* BEGIN *

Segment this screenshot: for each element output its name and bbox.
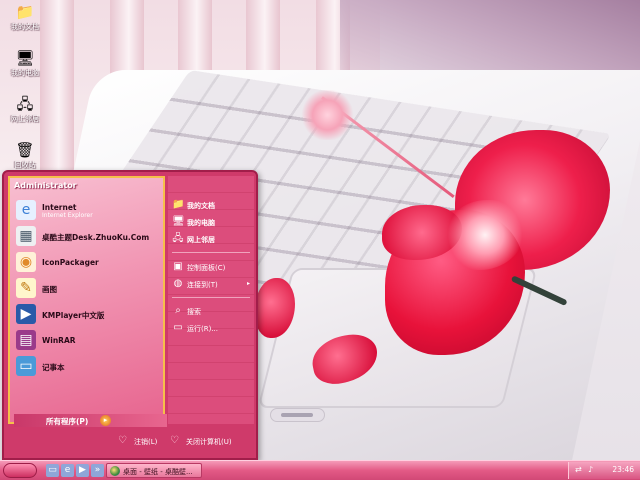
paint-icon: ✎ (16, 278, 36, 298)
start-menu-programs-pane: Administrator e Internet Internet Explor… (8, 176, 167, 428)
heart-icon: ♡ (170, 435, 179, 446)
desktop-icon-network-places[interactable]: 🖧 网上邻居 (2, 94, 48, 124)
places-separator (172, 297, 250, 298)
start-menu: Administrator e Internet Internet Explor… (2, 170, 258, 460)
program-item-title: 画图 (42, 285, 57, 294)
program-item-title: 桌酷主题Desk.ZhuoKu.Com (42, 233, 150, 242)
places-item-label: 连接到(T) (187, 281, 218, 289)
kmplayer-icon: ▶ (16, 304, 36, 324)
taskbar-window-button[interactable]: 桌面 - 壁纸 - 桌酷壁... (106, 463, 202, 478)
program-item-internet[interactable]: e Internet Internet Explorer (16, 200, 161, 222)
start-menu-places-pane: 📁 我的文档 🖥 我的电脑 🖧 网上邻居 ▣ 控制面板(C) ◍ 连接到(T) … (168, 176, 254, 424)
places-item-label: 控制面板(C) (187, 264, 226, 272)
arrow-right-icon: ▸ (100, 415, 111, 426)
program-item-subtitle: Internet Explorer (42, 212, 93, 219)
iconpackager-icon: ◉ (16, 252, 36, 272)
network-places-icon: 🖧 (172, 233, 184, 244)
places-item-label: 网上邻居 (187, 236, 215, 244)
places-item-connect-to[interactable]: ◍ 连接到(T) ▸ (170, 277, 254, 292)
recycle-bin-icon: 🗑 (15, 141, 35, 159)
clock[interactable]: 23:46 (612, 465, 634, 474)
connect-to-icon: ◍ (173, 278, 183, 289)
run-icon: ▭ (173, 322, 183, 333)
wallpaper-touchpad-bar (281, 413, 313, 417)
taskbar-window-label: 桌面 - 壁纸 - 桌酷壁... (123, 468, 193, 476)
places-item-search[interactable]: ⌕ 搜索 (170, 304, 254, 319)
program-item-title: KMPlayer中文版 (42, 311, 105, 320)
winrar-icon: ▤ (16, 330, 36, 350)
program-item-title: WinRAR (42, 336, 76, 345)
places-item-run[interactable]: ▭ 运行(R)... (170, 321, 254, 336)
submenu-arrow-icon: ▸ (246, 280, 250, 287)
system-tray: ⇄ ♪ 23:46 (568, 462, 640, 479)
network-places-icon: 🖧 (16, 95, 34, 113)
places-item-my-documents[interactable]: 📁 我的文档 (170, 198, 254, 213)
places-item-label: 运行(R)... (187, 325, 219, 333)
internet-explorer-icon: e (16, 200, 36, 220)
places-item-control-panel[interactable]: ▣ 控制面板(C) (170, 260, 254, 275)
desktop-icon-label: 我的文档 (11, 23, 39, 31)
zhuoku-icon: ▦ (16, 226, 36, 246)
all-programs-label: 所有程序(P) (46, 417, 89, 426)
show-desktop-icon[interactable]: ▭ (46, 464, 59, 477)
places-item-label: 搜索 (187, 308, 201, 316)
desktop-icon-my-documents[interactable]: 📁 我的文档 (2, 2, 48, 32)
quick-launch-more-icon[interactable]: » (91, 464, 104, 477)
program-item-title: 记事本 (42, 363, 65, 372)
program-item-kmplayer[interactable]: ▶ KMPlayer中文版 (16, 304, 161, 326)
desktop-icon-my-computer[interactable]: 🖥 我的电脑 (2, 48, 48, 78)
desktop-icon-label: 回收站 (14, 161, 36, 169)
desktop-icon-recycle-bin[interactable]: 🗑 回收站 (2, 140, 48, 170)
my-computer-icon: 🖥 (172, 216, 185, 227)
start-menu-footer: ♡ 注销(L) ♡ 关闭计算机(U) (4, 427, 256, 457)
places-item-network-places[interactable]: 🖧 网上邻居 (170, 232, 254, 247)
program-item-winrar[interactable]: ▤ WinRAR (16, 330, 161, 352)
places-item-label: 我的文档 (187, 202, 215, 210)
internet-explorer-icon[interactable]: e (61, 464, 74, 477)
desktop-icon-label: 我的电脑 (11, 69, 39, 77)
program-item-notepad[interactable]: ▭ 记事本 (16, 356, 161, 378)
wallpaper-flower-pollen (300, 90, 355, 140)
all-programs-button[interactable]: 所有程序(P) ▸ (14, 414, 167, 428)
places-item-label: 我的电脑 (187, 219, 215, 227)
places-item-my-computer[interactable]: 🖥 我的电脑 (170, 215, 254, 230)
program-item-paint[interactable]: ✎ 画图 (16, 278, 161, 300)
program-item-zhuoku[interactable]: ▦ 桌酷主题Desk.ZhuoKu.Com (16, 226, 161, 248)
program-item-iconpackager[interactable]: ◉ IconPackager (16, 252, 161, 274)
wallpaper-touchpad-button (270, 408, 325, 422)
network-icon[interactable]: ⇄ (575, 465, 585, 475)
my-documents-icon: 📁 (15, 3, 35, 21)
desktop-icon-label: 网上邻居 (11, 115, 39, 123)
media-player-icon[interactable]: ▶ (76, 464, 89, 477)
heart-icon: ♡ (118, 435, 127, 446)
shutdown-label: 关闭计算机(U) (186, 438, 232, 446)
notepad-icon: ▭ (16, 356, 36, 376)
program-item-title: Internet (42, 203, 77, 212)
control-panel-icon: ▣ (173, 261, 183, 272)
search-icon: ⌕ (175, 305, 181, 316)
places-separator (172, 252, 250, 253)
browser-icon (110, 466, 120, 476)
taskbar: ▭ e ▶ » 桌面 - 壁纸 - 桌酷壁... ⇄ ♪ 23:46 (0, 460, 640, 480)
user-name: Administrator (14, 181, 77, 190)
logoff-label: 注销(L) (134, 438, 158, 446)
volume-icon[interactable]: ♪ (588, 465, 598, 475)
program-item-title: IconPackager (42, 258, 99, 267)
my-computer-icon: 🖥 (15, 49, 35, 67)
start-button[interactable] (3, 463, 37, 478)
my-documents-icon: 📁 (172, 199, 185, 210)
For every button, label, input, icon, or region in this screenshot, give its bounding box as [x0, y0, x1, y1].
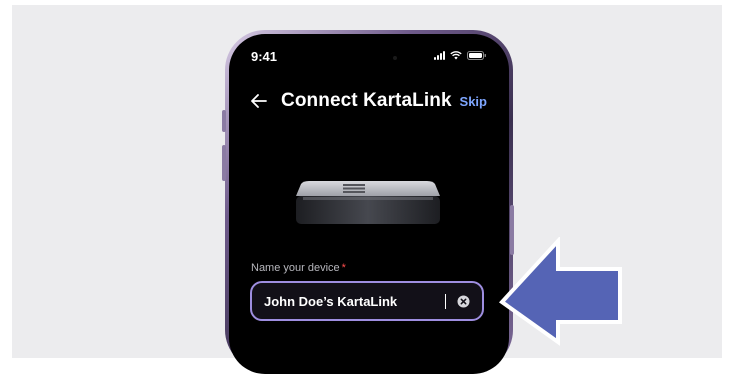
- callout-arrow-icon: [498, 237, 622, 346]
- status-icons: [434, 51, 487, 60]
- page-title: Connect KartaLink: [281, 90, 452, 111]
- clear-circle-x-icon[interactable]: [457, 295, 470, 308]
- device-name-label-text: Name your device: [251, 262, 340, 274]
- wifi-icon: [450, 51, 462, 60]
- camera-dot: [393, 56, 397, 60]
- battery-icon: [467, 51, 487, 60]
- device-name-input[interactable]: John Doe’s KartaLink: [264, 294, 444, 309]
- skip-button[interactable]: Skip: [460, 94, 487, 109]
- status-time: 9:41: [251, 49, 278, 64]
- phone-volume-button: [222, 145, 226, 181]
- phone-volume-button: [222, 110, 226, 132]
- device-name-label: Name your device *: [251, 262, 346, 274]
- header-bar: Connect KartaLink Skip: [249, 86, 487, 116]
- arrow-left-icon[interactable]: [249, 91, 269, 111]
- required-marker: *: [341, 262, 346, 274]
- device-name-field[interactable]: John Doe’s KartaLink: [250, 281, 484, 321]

* END *

## WHAT IS ASKED:
Please convert all of the data above into a Markdown table with two columns, Row for the line number and Entry for the line itself, skipping blank lines and leaving out the pictures.

## ANSWER TO THIS EXERCISE:
| Row | Entry |
|---|---|
| 1 | Segment this screenshot: for each element output its name and bbox. |
| 2 | paint-icon: ✎ (16, 278, 36, 298) |
| 3 | start-menu-programs-pane: Administrator e Internet Internet Explor… (8, 176, 167, 428) |
| 4 | heart-icon: ♡ (170, 435, 179, 446) |
| 5 | desktop-icon-network-places[interactable]: 🖧 网上邻居 (2, 94, 48, 124) |
| 6 | places-separator (172, 297, 250, 298) |
| 7 | start-menu: Administrator e Internet Internet Explor… (2, 170, 258, 460) |
| 8 | program-item-title: 画图 (42, 285, 57, 294) |
| 9 | program-item-title: 桌酷主题Desk.ZhuoKu.Com (42, 233, 150, 242) |
| 10 | places-item-label: 连接到(T) (187, 281, 218, 289) |
| 11 | kmplayer-icon: ▶ (16, 304, 36, 324) |
| 12 | taskbar-window-button[interactable]: 桌面 - 壁纸 - 桌酷壁... (106, 463, 202, 478) |
| 13 | program-item-internet[interactable]: e Internet Internet Explorer (16, 200, 161, 222) |
| 14 | start-menu-places-pane: 📁 我的文档 🖥 我的电脑 🖧 网上邻居 ▣ 控制面板(C) ◍ 连接到(T) … (168, 176, 254, 424) |
| 15 | places-item-label: 控制面板(C) (187, 264, 226, 272) |
| 16 | arrow-right-icon: ▸ (100, 415, 111, 426) |
| 17 | program-item-subtitle: Internet Explorer (42, 212, 93, 219) |
| 18 | iconpackager-icon: ◉ (16, 252, 36, 272) |
| 19 | network-places-icon: 🖧 (172, 233, 184, 244) |
| 20 | places-item-label: 网上邻居 (187, 236, 215, 244) |
| 21 | places-item-connect-to[interactable]: ◍ 连接到(T) ▸ (170, 277, 254, 292) |
| 22 | recycle-bin-icon: 🗑 (15, 141, 35, 159) |
| 23 | clock[interactable]: 23:46 (612, 465, 634, 474) |
| 24 | connect-to-icon: ◍ (173, 278, 183, 289) |
| 25 | run-icon: ▭ (173, 322, 183, 333) |
| 26 | wallpaper-touchpad-bar (281, 413, 313, 417) |
| 27 | taskbar-window-label: 桌面 - 壁纸 - 桌酷壁... (123, 468, 193, 476) |
| 28 | places-item-search[interactable]: ⌕ 搜索 (170, 304, 254, 319) |
| 29 | program-item-title: KMPlayer中文版 (42, 311, 105, 320) |
| 30 | winrar-icon: ▤ (16, 330, 36, 350) |
| 31 | program-item-title: WinRAR (42, 336, 76, 345) |
| 32 | places-item-run[interactable]: ▭ 运行(R)... (170, 321, 254, 336) |
| 33 | submenu-arrow-icon: ▸ (246, 280, 250, 287) |
| 34 | system-tray: ⇄ ♪ 23:46 (568, 462, 640, 479) |
| 35 | network-places-icon: 🖧 (16, 95, 34, 113) |
| 36 | places-item-my-documents[interactable]: 📁 我的文档 (170, 198, 254, 213) |
| 37 | places-item-label: 运行(R)... (187, 325, 219, 333) |
| 38 | internet-explorer-icon: e (16, 200, 36, 220) |
| 39 | places-item-control-panel[interactable]: ▣ 控制面板(C) (170, 260, 254, 275) |
| 40 | desktop-icon-label: 我的文档 (11, 23, 39, 31) |
| 41 | zhuoku-icon: ▦ (16, 226, 36, 246) |
| 42 | all-programs-label: 所有程序(P) (46, 417, 89, 426) |
| 43 | show-desktop-icon[interactable]: ▭ (46, 464, 59, 477) |
| 44 | places-item-label: 搜索 (187, 308, 201, 316) |
| 45 | desktop-icon-my-documents[interactable]: 📁 我的文档 (2, 2, 48, 32) |
| 46 | quick-launch-more-icon[interactable]: » (91, 464, 104, 477) |
| 47 | program-item-title: 记事本 (42, 363, 65, 372) |
| 48 | program-item-kmplayer[interactable]: ▶ KMPlayer中文版 (16, 304, 161, 326) |
| 49 | desktop-icon-my-computer[interactable]: 🖥 我的电脑 (2, 48, 48, 78) |
| 50 | desktop-icon-label: 回收站 (14, 161, 36, 169) |
| 51 | desktop-icon-recycle-bin[interactable]: 🗑 回收站 (2, 140, 48, 170) |
| 52 | my-computer-icon: 🖥 (172, 216, 185, 227) |
| 53 | start-menu-footer: ♡ 注销(L) ♡ 关闭计算机(U) (4, 427, 256, 457) |
| 54 | places-item-network-places[interactable]: 🖧 网上邻居 (170, 232, 254, 247) |
| 55 | program-item-winrar[interactable]: ▤ WinRAR (16, 330, 161, 352) |
| 56 | places-item-label: 我的文档 (187, 202, 215, 210) |
| 57 | internet-explorer-icon[interactable]: e (61, 464, 74, 477) |
| 58 | desktop-icon-label: 我的电脑 (11, 69, 39, 77) |
| 59 | program-item-notepad[interactable]: ▭ 记事本 (16, 356, 161, 378) |
| 60 | wallpaper-flower-pollen (300, 90, 355, 140) |
| 61 | all-programs-button[interactable]: 所有程序(P) ▸ (14, 414, 167, 428) |
| 62 | places-item-label: 我的电脑 (187, 219, 215, 227) |
| 63 | places-item-my-computer[interactable]: 🖥 我的电脑 (170, 215, 254, 230) |
| 64 | program-item-paint[interactable]: ✎ 画图 (16, 278, 161, 300) |
| 65 | program-item-zhuoku[interactable]: ▦ 桌酷主题Desk.ZhuoKu.Com (16, 226, 161, 248) |
| 66 | program-item-iconpackager[interactable]: ◉ IconPackager (16, 252, 161, 274) |
| 67 | wallpaper-touchpad-button (270, 408, 325, 422) |
| 68 | network-icon[interactable]: ⇄ (575, 465, 585, 475) |
| 69 | my-documents-icon: 📁 (15, 3, 35, 21) |
| 70 | desktop-icon-label: 网上邻居 (11, 115, 39, 123) |
| 71 | media-player-icon[interactable]: ▶ (76, 464, 89, 477) |
| 72 | heart-icon: ♡ (118, 435, 127, 446) |
| 73 | shutdown-label: 关闭计算机(U) (186, 438, 232, 446) |
| 74 | notepad-icon: ▭ (16, 356, 36, 376) |
| 75 | program-item-title: Internet (42, 203, 77, 212) |
| 76 | control-panel-icon: ▣ (173, 261, 183, 272) |
| 77 | search-icon: ⌕ (175, 305, 181, 316) |
| 78 | places-separator (172, 252, 250, 253) |
| 79 | browser-icon (110, 466, 120, 476) |
| 80 | taskbar: ▭ e ▶ » 桌面 - 壁纸 - 桌酷壁... ⇄ ♪ 23:46 (0, 460, 640, 480) |
| 81 | user-name: Administrator (14, 181, 77, 190) |
| 82 | logoff-label: 注销(L) (134, 438, 158, 446) |
| 83 | volume-icon[interactable]: ♪ (588, 465, 598, 475) |
| 84 | program-item-title: IconPackager (42, 258, 99, 267) |
| 85 | my-computer-icon: 🖥 (15, 49, 35, 67) |
| 86 | start-button[interactable] (3, 463, 37, 478) |
| 87 | my-documents-icon: 📁 (172, 199, 185, 210) |
| 88 | For every button, label, input, icon, or region in this screenshot, give its bounding box as [x0, y0, x1, y1]. |
| 89 | - callout-arrow-icon: [498, 237, 622, 346] |
| 90 | - status-icons: [434, 51, 487, 60] |
| 91 | - page-title: Connect KartaLink: [281, 90, 452, 111] |
| 92 | - clear-circle-x-icon[interactable]: [457, 295, 470, 308] |
| 93 | - device-name-label-text: Name your device: [251, 262, 340, 274] |
| 94 | - wifi-icon: [450, 51, 462, 60] |
| 95 | - camera-dot: [393, 56, 397, 60] |
| 96 | - battery-icon: [467, 51, 487, 60] |
| 97 | - device-name-input[interactable]: John Doe’s KartaLink: [264, 294, 444, 309] |
| 98 | - skip-button[interactable]: Skip: [460, 94, 487, 109] |
| 99 | - status-time: 9:41: [251, 49, 278, 64] |
| 100 | - phone-volume-button: [222, 145, 226, 181] |
| 101 | - phone-volume-button: [222, 110, 226, 132] |
| 102 | - device-name-label: Name your device *: [251, 262, 346, 274] |
| 103 | - header-bar: Connect KartaLink Skip: [249, 86, 487, 116] |
| 104 | - arrow-left-icon[interactable]: [249, 91, 269, 111] |
| 105 | - required-marker: *: [341, 262, 346, 274] |
| 106 | - device-name-field[interactable]: John Doe’s KartaLink: [250, 281, 484, 321] |